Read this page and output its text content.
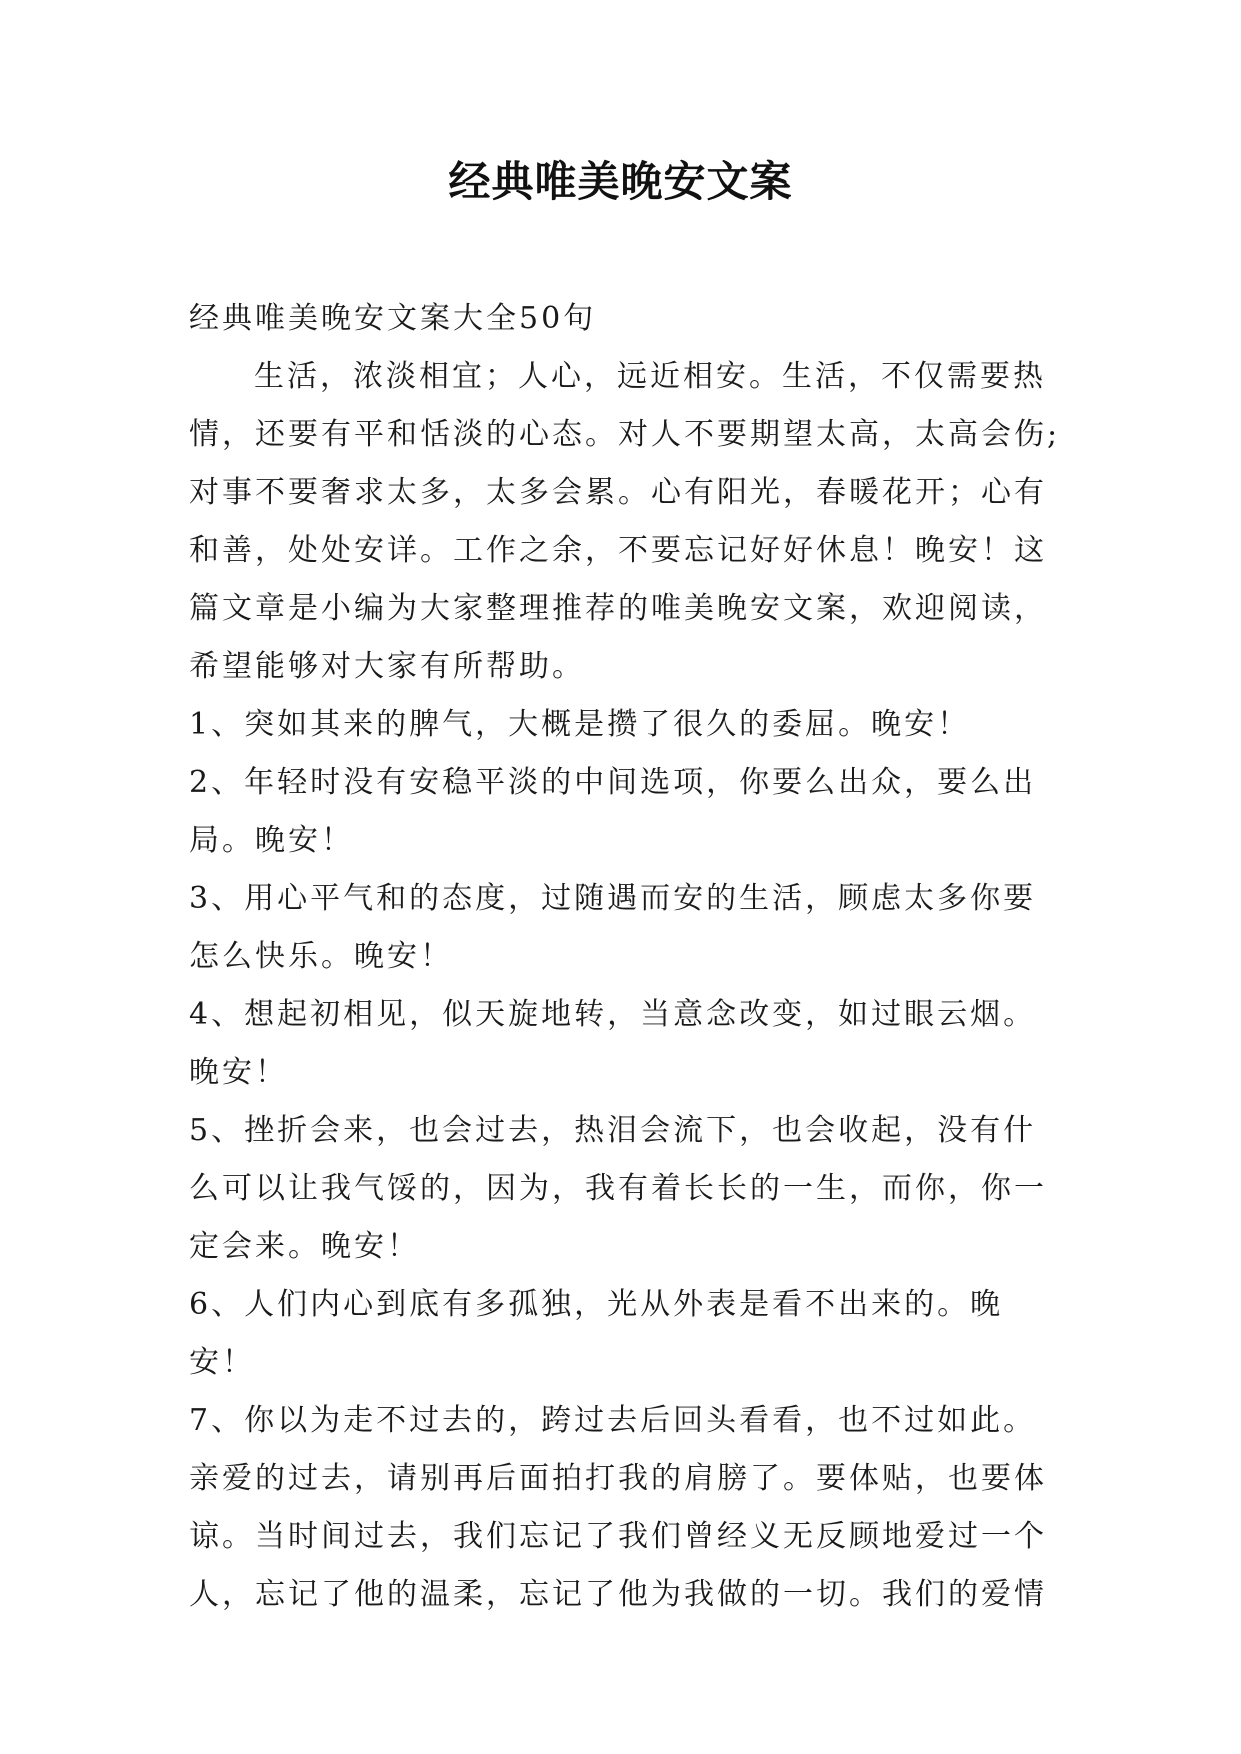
经典唯美晚安文案

经典唯美晚安文案大全50句

生活，浓淡相宜；人心，远近相安。生活，不仅需要热情，还要有平和恬淡的心态。对人不要期望太高，太高会伤;对事不要奢求太多，太多会累。心有阳光，春暖花开；心有和善，处处安详。工作之余，不要忘记好好休息！晚安！这篇文章是小编为大家整理推荐的唯美晚安文案，欢迎阅读，希望能够对大家有所帮助。

1、突如其来的脾气，大概是攒了很久的委屈。晚安！

2、年轻时没有安稳平淡的中间选项，你要么出众，要么出局。晚安！

3、用心平气和的态度，过随遇而安的生活，顾虑太多你要怎么快乐。晚安！

4、想起初相见，似天旋地转，当意念改变，如过眼云烟。晚安！

5、挫折会来，也会过去，热泪会流下，也会收起，没有什么可以让我气馁的，因为，我有着长长的一生，而你，你一定会来。晚安！

6、人们内心到底有多孤独，光从外表是看不出来的。晚安！

7、你以为走不过去的，跨过去后回头看看，也不过如此。亲爱的过去，请别再后面拍打我的肩膀了。要体贴，也要体谅。当时间过去，我们忘记了我们曾经义无反顾地爱过一个人，忘记了他的温柔，忘记了他为我做的一切。我们的爱情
################
• **WHAT YOU HAVE TO DO**: Repeat the data above exactly, but not the pictures.

• **FULL RESPONSE**:
Read this page and output its text content.
经典唯美晚安文案

经典唯美晚安文案大全50句

生活，浓淡相宜；人心，远近相安。生活，不仅需要热情，还要有平和恬淡的心态。对人不要期望太高，太高会伤;对事不要奢求太多，太多会累。心有阳光，春暖花开；心有和善，处处安详。工作之余，不要忘记好好休息！晚安！这篇文章是小编为大家整理推荐的唯美晚安文案，欢迎阅读，希望能够对大家有所帮助。

1、突如其来的脾气，大概是攒了很久的委屈。晚安！

2、年轻时没有安稳平淡的中间选项，你要么出众，要么出局。晚安！

3、用心平气和的态度，过随遇而安的生活，顾虑太多你要怎么快乐。晚安！

4、想起初相见，似天旋地转，当意念改变，如过眼云烟。晚安！

5、挫折会来，也会过去，热泪会流下，也会收起，没有什么可以让我气馁的，因为，我有着长长的一生，而你，你一定会来。晚安！

6、人们内心到底有多孤独，光从外表是看不出来的。晚安！

7、你以为走不过去的，跨过去后回头看看，也不过如此。亲爱的过去，请别再后面拍打我的肩膀了。要体贴，也要体谅。当时间过去，我们忘记了我们曾经义无反顾地爱过一个人，忘记了他的温柔，忘记了他为我做的一切。我们的爱情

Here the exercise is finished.